## Start
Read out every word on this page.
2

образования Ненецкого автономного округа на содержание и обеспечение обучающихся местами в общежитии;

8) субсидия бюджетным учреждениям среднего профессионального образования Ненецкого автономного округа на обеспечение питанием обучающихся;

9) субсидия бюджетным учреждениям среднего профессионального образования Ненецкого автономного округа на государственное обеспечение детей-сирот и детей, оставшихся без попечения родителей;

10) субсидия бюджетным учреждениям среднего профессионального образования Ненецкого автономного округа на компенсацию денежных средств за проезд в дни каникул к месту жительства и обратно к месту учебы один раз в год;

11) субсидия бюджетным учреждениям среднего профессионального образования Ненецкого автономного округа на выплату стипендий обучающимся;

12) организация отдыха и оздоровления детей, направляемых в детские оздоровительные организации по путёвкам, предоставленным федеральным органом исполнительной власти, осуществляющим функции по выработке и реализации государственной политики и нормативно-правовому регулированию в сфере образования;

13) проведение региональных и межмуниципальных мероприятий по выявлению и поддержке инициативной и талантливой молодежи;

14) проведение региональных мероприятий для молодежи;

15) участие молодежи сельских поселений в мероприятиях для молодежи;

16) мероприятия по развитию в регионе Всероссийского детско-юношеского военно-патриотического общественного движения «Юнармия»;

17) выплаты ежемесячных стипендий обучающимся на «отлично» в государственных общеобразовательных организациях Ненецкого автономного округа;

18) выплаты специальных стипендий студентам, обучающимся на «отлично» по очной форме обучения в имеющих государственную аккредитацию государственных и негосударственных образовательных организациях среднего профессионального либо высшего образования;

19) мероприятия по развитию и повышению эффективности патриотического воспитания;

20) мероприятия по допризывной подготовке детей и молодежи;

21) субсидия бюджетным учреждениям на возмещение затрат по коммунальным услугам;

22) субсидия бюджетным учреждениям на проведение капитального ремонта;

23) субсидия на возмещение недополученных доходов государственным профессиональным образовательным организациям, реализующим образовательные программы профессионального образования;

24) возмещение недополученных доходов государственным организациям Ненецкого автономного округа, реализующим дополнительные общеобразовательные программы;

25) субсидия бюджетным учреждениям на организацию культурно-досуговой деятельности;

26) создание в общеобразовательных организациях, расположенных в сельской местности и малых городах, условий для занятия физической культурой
## End
REQUIRED WORK:
Pull every line containing "детей" out of the data above.

WORKED SOLUTION:
9) субсидия бюджетным учреждениям среднего профессионального образования Ненецкого автономного округа на государственное обеспечение детей-сирот и детей, оставшихся без попечения родителей;
12) организация отдыха и оздоровления детей, направляемых в детские оздоровительные организации по путёвкам, предоставленным федеральным органом исполнительной власти, осуществляющим функции по выработке и реализации государственной политики и нормативно-правовому регулированию в сфере образования;
20) мероприятия по допризывной подготовке детей и молодежи;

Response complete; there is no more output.